» Written task
Transcribe the data in full and exactly, omitting any pictures.

» Provided data
════
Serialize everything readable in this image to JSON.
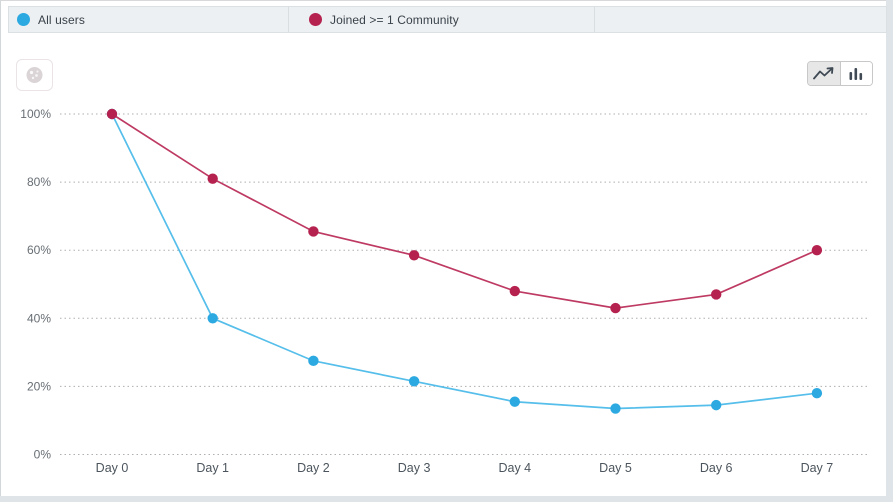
{
  "legend": {
    "items": [
      {
        "label": "All users",
        "color": "#2CA9E1"
      },
      {
        "label": "Joined >= 1 Community",
        "color": "#B5224F"
      }
    ]
  },
  "toolbar": {
    "chart_type_toggle": {
      "options": [
        {
          "name": "line-chart",
          "active": true
        },
        {
          "name": "bar-chart",
          "active": false
        }
      ]
    }
  },
  "chart_data": {
    "type": "line",
    "x": [
      "Day 0",
      "Day 1",
      "Day 2",
      "Day 3",
      "Day 4",
      "Day 5",
      "Day 6",
      "Day 7"
    ],
    "yticks": [
      "100%",
      "80%",
      "60%",
      "40%",
      "20%",
      "0%"
    ],
    "ylim": [
      0,
      100
    ],
    "grid": "horizontal-dotted",
    "legend_position": "top",
    "series": [
      {
        "name": "All users",
        "dot_color": "#2CA9E1",
        "line_color": "#55BEEA",
        "values": [
          100,
          40,
          27.5,
          21.5,
          15.5,
          13.5,
          14.5,
          18
        ]
      },
      {
        "name": "Joined >= 1 Community",
        "dot_color": "#B5224F",
        "line_color": "#BE3A63",
        "values": [
          100,
          81,
          65.5,
          58.5,
          48,
          43,
          47,
          60
        ]
      }
    ]
  },
  "colors": {
    "legend_bar_bg": "#EDF0F2",
    "panel_bg": "#FFFFFF",
    "page_bg": "#DFE4E8",
    "gridline": "#AFAFAF",
    "axis_text": "#676E74"
  }
}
════
» Problem solution
Serialize everything readable in this image to JSON.
{
  "legend": {
    "items": [
      {
        "label": "All users",
        "color": "#2CA9E1"
      },
      {
        "label": "Joined >= 1 Community",
        "color": "#B5224F"
      }
    ]
  },
  "toolbar": {
    "chart_type_toggle": {
      "options": [
        {
          "name": "line-chart",
          "active": true
        },
        {
          "name": "bar-chart",
          "active": false
        }
      ]
    }
  },
  "chart_data": {
    "type": "line",
    "x": [
      "Day 0",
      "Day 1",
      "Day 2",
      "Day 3",
      "Day 4",
      "Day 5",
      "Day 6",
      "Day 7"
    ],
    "yticks": [
      "100%",
      "80%",
      "60%",
      "40%",
      "20%",
      "0%"
    ],
    "ylim": [
      0,
      100
    ],
    "grid": "horizontal-dotted",
    "legend_position": "top",
    "series": [
      {
        "name": "All users",
        "dot_color": "#2CA9E1",
        "line_color": "#55BEEA",
        "values": [
          100,
          40,
          27.5,
          21.5,
          15.5,
          13.5,
          14.5,
          18
        ]
      },
      {
        "name": "Joined >= 1 Community",
        "dot_color": "#B5224F",
        "line_color": "#BE3A63",
        "values": [
          100,
          81,
          65.5,
          58.5,
          48,
          43,
          47,
          60
        ]
      }
    ]
  },
  "colors": {
    "legend_bar_bg": "#EDF0F2",
    "panel_bg": "#FFFFFF",
    "page_bg": "#DFE4E8",
    "gridline": "#AFAFAF",
    "axis_text": "#676E74"
  }
}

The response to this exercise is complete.